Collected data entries
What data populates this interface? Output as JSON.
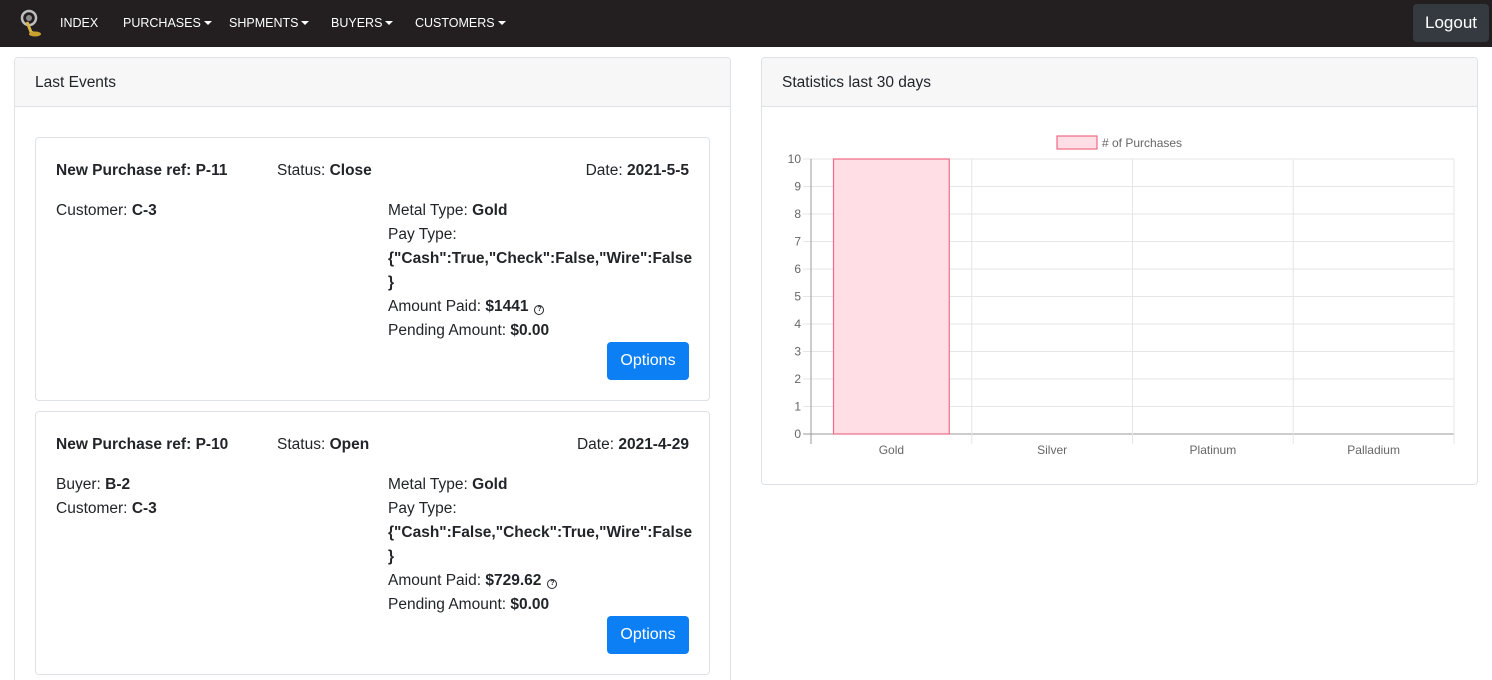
{
  "navbar": {
    "items": [
      {
        "label": "INDEX",
        "dropdown": false
      },
      {
        "label": "PURCHASES",
        "dropdown": true
      },
      {
        "label": "SHPMENTS",
        "dropdown": true
      },
      {
        "label": "BUYERS",
        "dropdown": true
      },
      {
        "label": "CUSTOMERS",
        "dropdown": true
      }
    ],
    "logout_label": "Logout"
  },
  "events_panel": {
    "title": "Last Events",
    "events": [
      {
        "ref_label": "New Purchase ref:",
        "ref_value": "P-11",
        "status_label": "Status:",
        "status_value": "Close",
        "date_label": "Date:",
        "date_value": "2021-5-5",
        "buyer_label": "",
        "buyer_value": "",
        "customer_label": "Customer:",
        "customer_value": "C-3",
        "metal_label": "Metal Type:",
        "metal_value": "Gold",
        "pay_label": "Pay Type:",
        "pay_value_line1": "{\"Cash\":True,\"Check\":False,\"Wire\":False",
        "pay_value_line2": "}",
        "amount_label": "Amount Paid:",
        "amount_value": "$1441",
        "pending_label": "Pending Amount:",
        "pending_value": "$0.00",
        "options_label": "Options"
      },
      {
        "ref_label": "New Purchase ref:",
        "ref_value": "P-10",
        "status_label": "Status:",
        "status_value": "Open",
        "date_label": "Date:",
        "date_value": "2021-4-29",
        "buyer_label": "Buyer:",
        "buyer_value": "B-2",
        "customer_label": "Customer:",
        "customer_value": "C-3",
        "metal_label": "Metal Type:",
        "metal_value": "Gold",
        "pay_label": "Pay Type:",
        "pay_value_line1": "{\"Cash\":False,\"Check\":True,\"Wire\":False",
        "pay_value_line2": "}",
        "amount_label": "Amount Paid:",
        "amount_value": "$729.62",
        "pending_label": "Pending Amount:",
        "pending_value": "$0.00",
        "options_label": "Options"
      }
    ]
  },
  "stats_panel": {
    "title": "Statistics last 30 days"
  },
  "colors": {
    "navbar_bg": "#231f20",
    "button_blue": "#0d7ff5",
    "bar_fill": "#ffdfe5",
    "bar_border": "#f06a87"
  },
  "chart_data": {
    "type": "bar",
    "categories": [
      "Gold",
      "Silver",
      "Platinum",
      "Palladium"
    ],
    "series": [
      {
        "name": "# of Purchases",
        "values": [
          10,
          0,
          0,
          0
        ]
      }
    ],
    "ylim": [
      0,
      10
    ],
    "yticks": [
      "0",
      "1",
      "2",
      "3",
      "4",
      "5",
      "6",
      "7",
      "8",
      "9",
      "10"
    ],
    "grid": true,
    "legend": "top"
  }
}
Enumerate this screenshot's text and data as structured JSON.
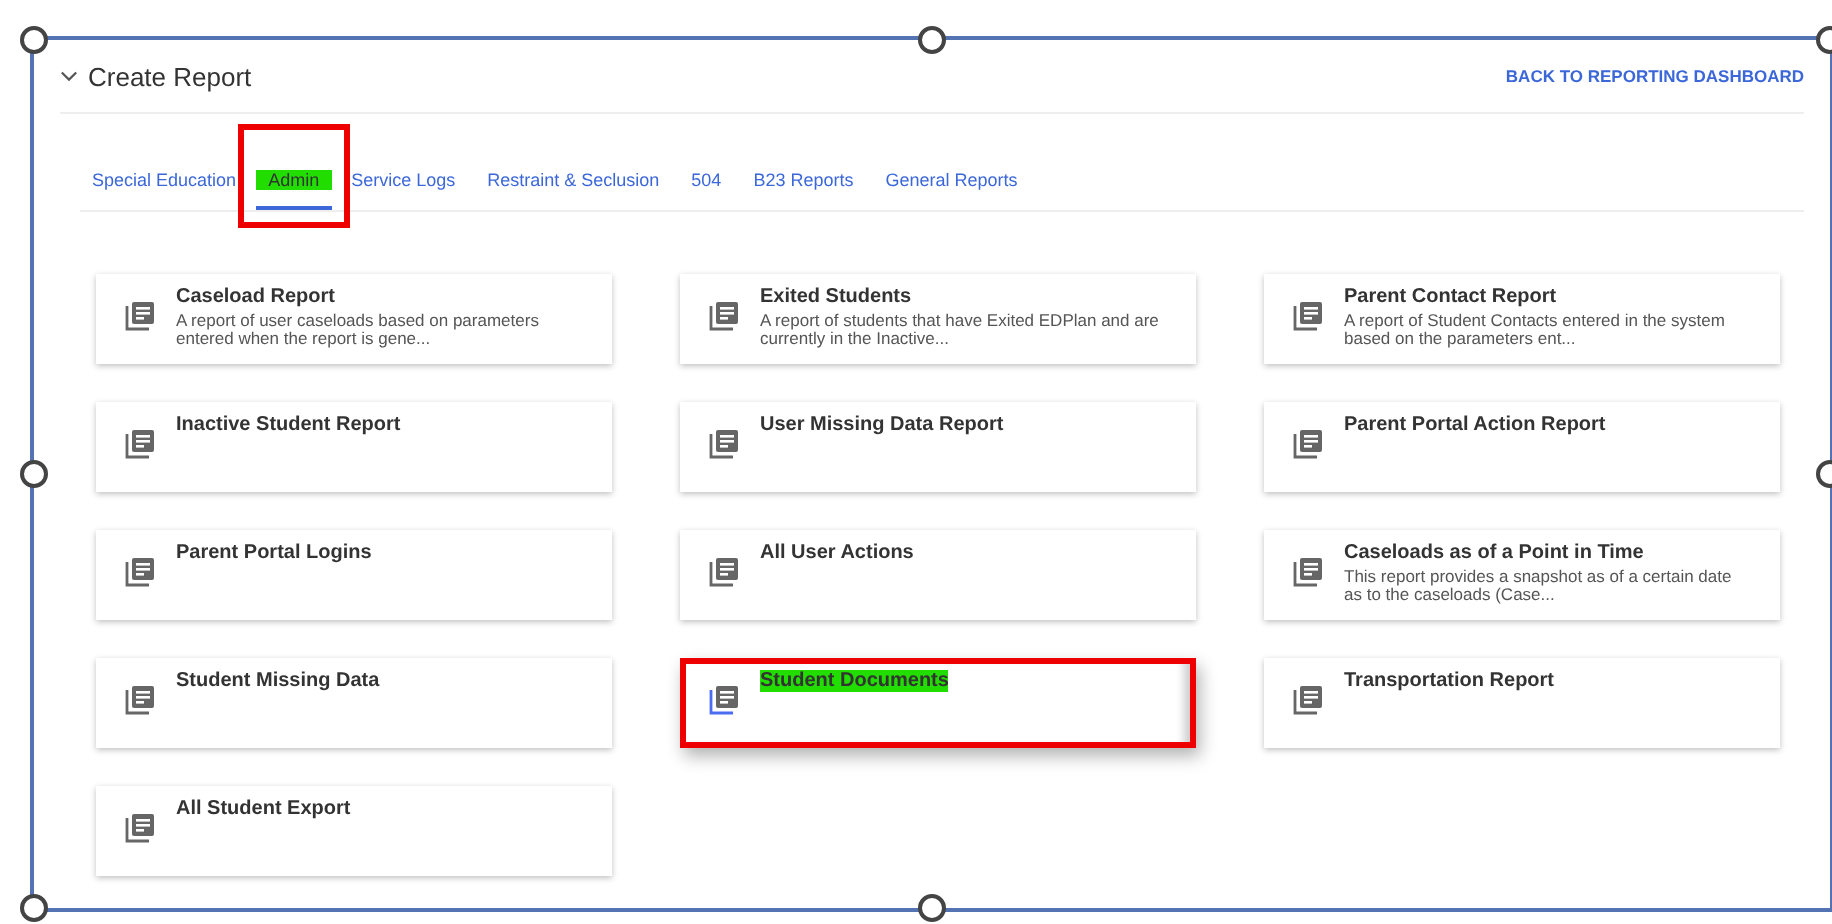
{
  "header": {
    "title": "Create Report",
    "back_link": "BACK TO REPORTING DASHBOARD"
  },
  "tabs": [
    {
      "label": "Special Education",
      "selected": false,
      "highlighted": false
    },
    {
      "label": "Admin",
      "selected": true,
      "highlighted": true
    },
    {
      "label": "Service Logs",
      "selected": false,
      "highlighted": false
    },
    {
      "label": "Restraint & Seclusion",
      "selected": false,
      "highlighted": false
    },
    {
      "label": "504",
      "selected": false,
      "highlighted": false
    },
    {
      "label": "B23 Reports",
      "selected": false,
      "highlighted": false
    },
    {
      "label": "General Reports",
      "selected": false,
      "highlighted": false
    }
  ],
  "reports": [
    {
      "title": "Caseload Report",
      "description": "A report of user caseloads based on parameters entered when the report is gene...",
      "highlighted": false
    },
    {
      "title": "Exited Students",
      "description": "A report of students that have Exited EDPlan and are currently in the Inactive...",
      "highlighted": false
    },
    {
      "title": "Parent Contact Report",
      "description": "A report of Student Contacts entered in the system based on the parameters ent...",
      "highlighted": false
    },
    {
      "title": "Inactive Student Report",
      "highlighted": false
    },
    {
      "title": "User Missing Data Report",
      "highlighted": false
    },
    {
      "title": "Parent Portal Action Report",
      "highlighted": false
    },
    {
      "title": "Parent Portal Logins",
      "highlighted": false
    },
    {
      "title": "All User Actions",
      "highlighted": false
    },
    {
      "title": "Caseloads as of a Point in Time",
      "description": "This report provides a snapshot as of a certain date as to the caseloads (Case...",
      "highlighted": false
    },
    {
      "title": "Student Missing Data",
      "highlighted": false
    },
    {
      "title": "Student Documents",
      "highlighted": true
    },
    {
      "title": "Transportation Report",
      "highlighted": false
    },
    {
      "title": "All Student Export",
      "highlighted": false
    }
  ]
}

PROBLEM TO SOLVE ->
All of the records need repeating exactly, except for the pictures.

SOLUTION TO THE EXERCISE ->
What data populates this interface? Output as JSON.
{
  "navbar": {
    "items": [
      {
        "label": "INDEX",
        "dropdown": false
      },
      {
        "label": "PURCHASES",
        "dropdown": true
      },
      {
        "label": "SHPMENTS",
        "dropdown": true
      },
      {
        "label": "BUYERS",
        "dropdown": true
      },
      {
        "label": "CUSTOMERS",
        "dropdown": true
      }
    ],
    "logout_label": "Logout"
  },
  "events_panel": {
    "title": "Last Events",
    "events": [
      {
        "ref_label": "New Purchase ref:",
        "ref_value": "P-11",
        "status_label": "Status:",
        "status_value": "Close",
        "date_label": "Date:",
        "date_value": "2021-5-5",
        "buyer_label": "",
        "buyer_value": "",
        "customer_label": "Customer:",
        "customer_value": "C-3",
        "metal_label": "Metal Type:",
        "metal_value": "Gold",
        "pay_label": "Pay Type:",
        "pay_value_line1": "{\"Cash\":True,\"Check\":False,\"Wire\":False",
        "pay_value_line2": "}",
        "amount_label": "Amount Paid:",
        "amount_value": "$1441",
        "pending_label": "Pending Amount:",
        "pending_value": "$0.00",
        "options_label": "Options"
      },
      {
        "ref_label": "New Purchase ref:",
        "ref_value": "P-10",
        "status_label": "Status:",
        "status_value": "Open",
        "date_label": "Date:",
        "date_value": "2021-4-29",
        "buyer_label": "Buyer:",
        "buyer_value": "B-2",
        "customer_label": "Customer:",
        "customer_value": "C-3",
        "metal_label": "Metal Type:",
        "metal_value": "Gold",
        "pay_label": "Pay Type:",
        "pay_value_line1": "{\"Cash\":False,\"Check\":True,\"Wire\":False",
        "pay_value_line2": "}",
        "amount_label": "Amount Paid:",
        "amount_value": "$729.62",
        "pending_label": "Pending Amount:",
        "pending_value": "$0.00",
        "options_label": "Options"
      }
    ]
  },
  "stats_panel": {
    "title": "Statistics last 30 days"
  },
  "colors": {
    "navbar_bg": "#231f20",
    "button_blue": "#0d7ff5",
    "bar_fill": "#ffdfe5",
    "bar_border": "#f06a87"
  },
  "chart_data": {
    "type": "bar",
    "categories": [
      "Gold",
      "Silver",
      "Platinum",
      "Palladium"
    ],
    "series": [
      {
        "name": "# of Purchases",
        "values": [
          10,
          0,
          0,
          0
        ]
      }
    ],
    "ylim": [
      0,
      10
    ],
    "yticks": [
      "0",
      "1",
      "2",
      "3",
      "4",
      "5",
      "6",
      "7",
      "8",
      "9",
      "10"
    ],
    "grid": true,
    "legend": "top"
  }
}
Enumerate this screenshot's text and data as structured JSON.
{
  "header": {
    "title": "Create Report",
    "back_link": "BACK TO REPORTING DASHBOARD"
  },
  "tabs": [
    {
      "label": "Special Education",
      "selected": false,
      "highlighted": false
    },
    {
      "label": "Admin",
      "selected": true,
      "highlighted": true
    },
    {
      "label": "Service Logs",
      "selected": false,
      "highlighted": false
    },
    {
      "label": "Restraint & Seclusion",
      "selected": false,
      "highlighted": false
    },
    {
      "label": "504",
      "selected": false,
      "highlighted": false
    },
    {
      "label": "B23 Reports",
      "selected": false,
      "highlighted": false
    },
    {
      "label": "General Reports",
      "selected": false,
      "highlighted": false
    }
  ],
  "reports": [
    {
      "title": "Caseload Report",
      "description": "A report of user caseloads based on parameters entered when the report is gene...",
      "highlighted": false
    },
    {
      "title": "Exited Students",
      "description": "A report of students that have Exited EDPlan and are currently in the Inactive...",
      "highlighted": false
    },
    {
      "title": "Parent Contact Report",
      "description": "A report of Student Contacts entered in the system based on the parameters ent...",
      "highlighted": false
    },
    {
      "title": "Inactive Student Report",
      "highlighted": false
    },
    {
      "title": "User Missing Data Report",
      "highlighted": false
    },
    {
      "title": "Parent Portal Action Report",
      "highlighted": false
    },
    {
      "title": "Parent Portal Logins",
      "highlighted": false
    },
    {
      "title": "All User Actions",
      "highlighted": false
    },
    {
      "title": "Caseloads as of a Point in Time",
      "description": "This report provides a snapshot as of a certain date as to the caseloads (Case...",
      "highlighted": false
    },
    {
      "title": "Student Missing Data",
      "highlighted": false
    },
    {
      "title": "Student Documents",
      "highlighted": true
    },
    {
      "title": "Transportation Report",
      "highlighted": false
    },
    {
      "title": "All Student Export",
      "highlighted": false
    }
  ]
}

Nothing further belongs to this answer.